GOAL: Where does the string "this" appear in the records? Copy every line that contains it.

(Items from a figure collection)
>>>>>
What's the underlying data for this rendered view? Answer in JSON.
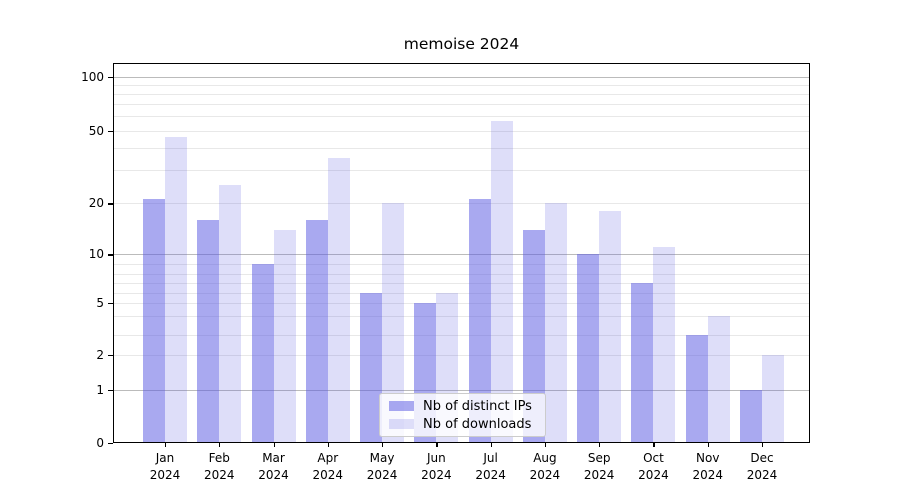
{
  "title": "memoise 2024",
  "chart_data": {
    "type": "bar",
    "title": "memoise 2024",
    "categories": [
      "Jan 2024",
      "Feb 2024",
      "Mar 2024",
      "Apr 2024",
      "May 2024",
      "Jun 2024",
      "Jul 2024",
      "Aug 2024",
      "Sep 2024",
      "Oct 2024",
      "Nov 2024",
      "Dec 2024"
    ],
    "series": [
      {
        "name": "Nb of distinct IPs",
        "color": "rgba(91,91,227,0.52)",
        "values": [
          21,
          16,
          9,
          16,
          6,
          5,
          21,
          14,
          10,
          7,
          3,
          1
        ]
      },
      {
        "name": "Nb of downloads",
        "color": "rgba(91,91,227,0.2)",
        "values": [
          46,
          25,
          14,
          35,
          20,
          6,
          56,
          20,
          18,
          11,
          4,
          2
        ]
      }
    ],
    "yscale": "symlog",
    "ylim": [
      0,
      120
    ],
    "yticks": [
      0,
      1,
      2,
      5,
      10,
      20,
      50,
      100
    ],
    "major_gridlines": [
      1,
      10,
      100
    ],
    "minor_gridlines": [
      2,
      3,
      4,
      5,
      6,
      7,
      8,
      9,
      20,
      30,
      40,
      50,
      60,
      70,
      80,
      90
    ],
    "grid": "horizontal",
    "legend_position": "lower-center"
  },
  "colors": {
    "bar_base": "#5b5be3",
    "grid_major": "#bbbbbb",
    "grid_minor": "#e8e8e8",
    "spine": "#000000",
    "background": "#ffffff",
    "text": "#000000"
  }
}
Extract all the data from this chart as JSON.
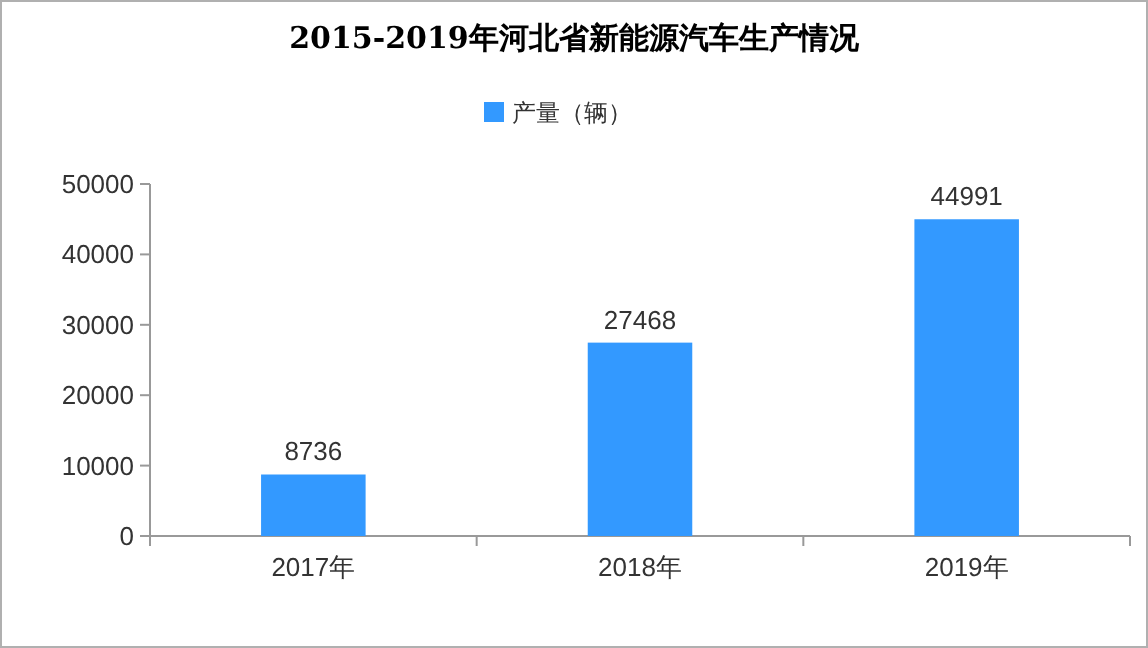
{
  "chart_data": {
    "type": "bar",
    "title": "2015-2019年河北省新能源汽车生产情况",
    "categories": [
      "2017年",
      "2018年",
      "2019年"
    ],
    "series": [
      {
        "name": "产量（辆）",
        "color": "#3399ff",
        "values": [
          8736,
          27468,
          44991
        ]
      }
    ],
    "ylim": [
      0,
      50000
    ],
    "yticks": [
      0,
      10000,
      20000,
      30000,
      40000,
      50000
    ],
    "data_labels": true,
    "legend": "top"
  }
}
<<<<<
>>>>>
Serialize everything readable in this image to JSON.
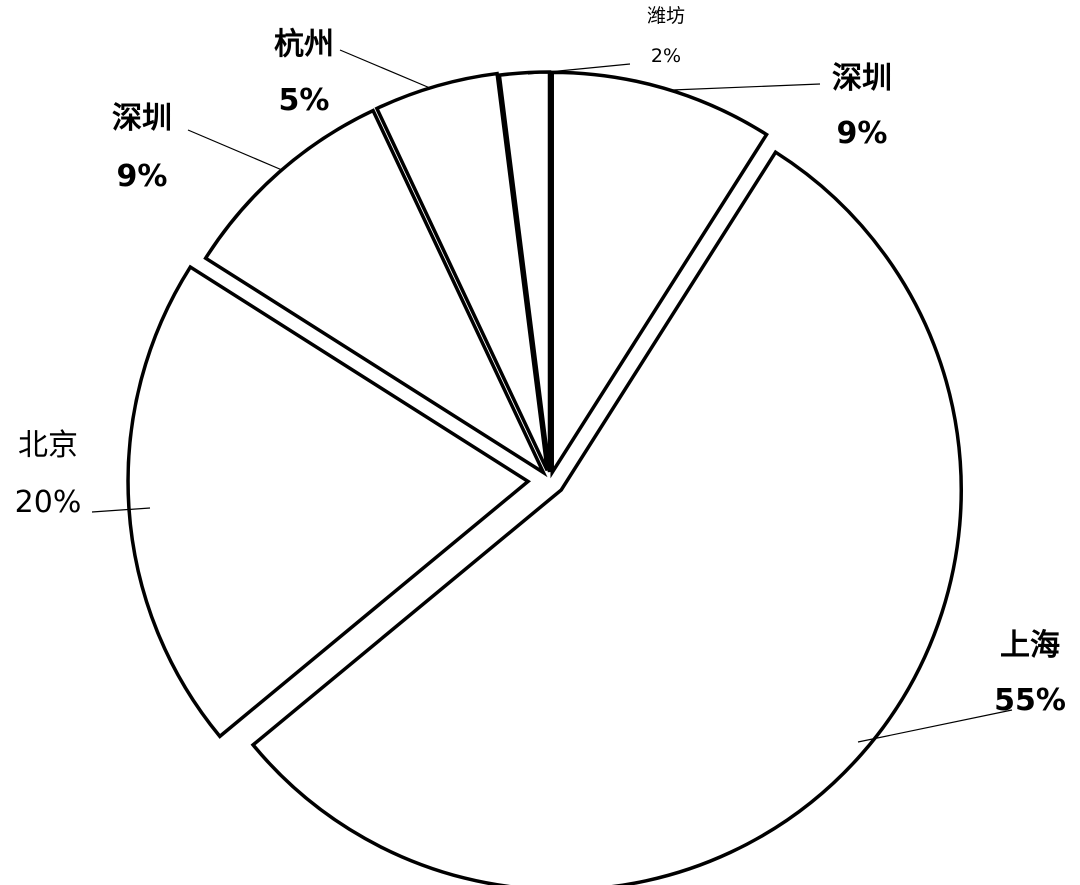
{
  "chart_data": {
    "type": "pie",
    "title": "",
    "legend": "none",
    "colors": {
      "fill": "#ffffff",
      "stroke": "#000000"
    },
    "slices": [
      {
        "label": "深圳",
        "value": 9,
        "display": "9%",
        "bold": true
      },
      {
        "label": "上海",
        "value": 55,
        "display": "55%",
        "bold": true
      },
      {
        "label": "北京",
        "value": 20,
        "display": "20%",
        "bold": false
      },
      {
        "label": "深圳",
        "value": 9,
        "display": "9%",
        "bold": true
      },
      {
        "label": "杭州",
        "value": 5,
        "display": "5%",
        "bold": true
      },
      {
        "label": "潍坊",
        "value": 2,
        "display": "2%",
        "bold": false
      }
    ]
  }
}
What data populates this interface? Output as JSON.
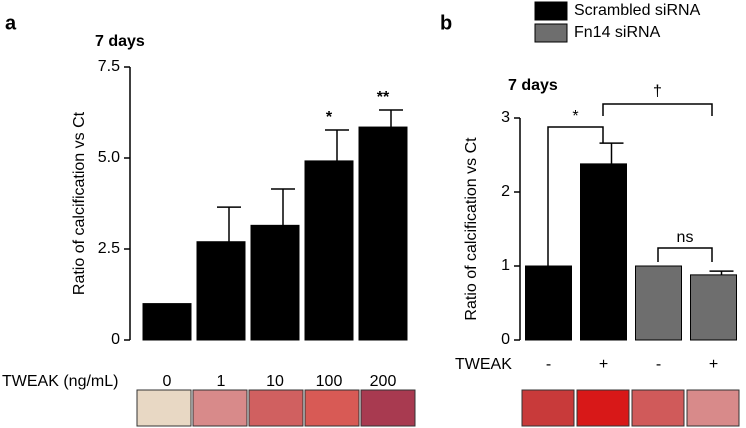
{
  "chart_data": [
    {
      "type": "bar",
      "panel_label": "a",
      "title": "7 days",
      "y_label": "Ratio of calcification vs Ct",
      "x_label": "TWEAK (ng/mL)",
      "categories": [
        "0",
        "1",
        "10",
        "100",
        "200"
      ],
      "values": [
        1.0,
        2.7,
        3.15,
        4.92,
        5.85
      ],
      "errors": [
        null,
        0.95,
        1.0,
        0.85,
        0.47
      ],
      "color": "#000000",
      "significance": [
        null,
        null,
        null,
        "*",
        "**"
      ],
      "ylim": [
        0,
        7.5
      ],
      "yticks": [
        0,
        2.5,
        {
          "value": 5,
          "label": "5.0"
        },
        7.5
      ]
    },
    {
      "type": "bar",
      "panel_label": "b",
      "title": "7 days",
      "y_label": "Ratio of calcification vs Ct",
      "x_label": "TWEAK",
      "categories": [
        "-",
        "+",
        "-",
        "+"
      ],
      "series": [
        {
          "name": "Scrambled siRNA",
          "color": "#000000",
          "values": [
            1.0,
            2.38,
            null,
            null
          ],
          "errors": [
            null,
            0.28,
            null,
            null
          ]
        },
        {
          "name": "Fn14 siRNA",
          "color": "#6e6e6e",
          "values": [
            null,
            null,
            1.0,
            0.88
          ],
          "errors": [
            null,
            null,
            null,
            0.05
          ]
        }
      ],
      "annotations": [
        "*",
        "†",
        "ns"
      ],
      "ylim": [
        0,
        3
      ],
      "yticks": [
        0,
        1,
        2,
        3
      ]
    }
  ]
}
<<<<<
RESULT BELOW:
What's the underlying data for this rendered view? Answer in JSON.
Extract all the data from this chart as JSON.
Serialize everything readable in this image to JSON.
What data populates this interface? Output as JSON.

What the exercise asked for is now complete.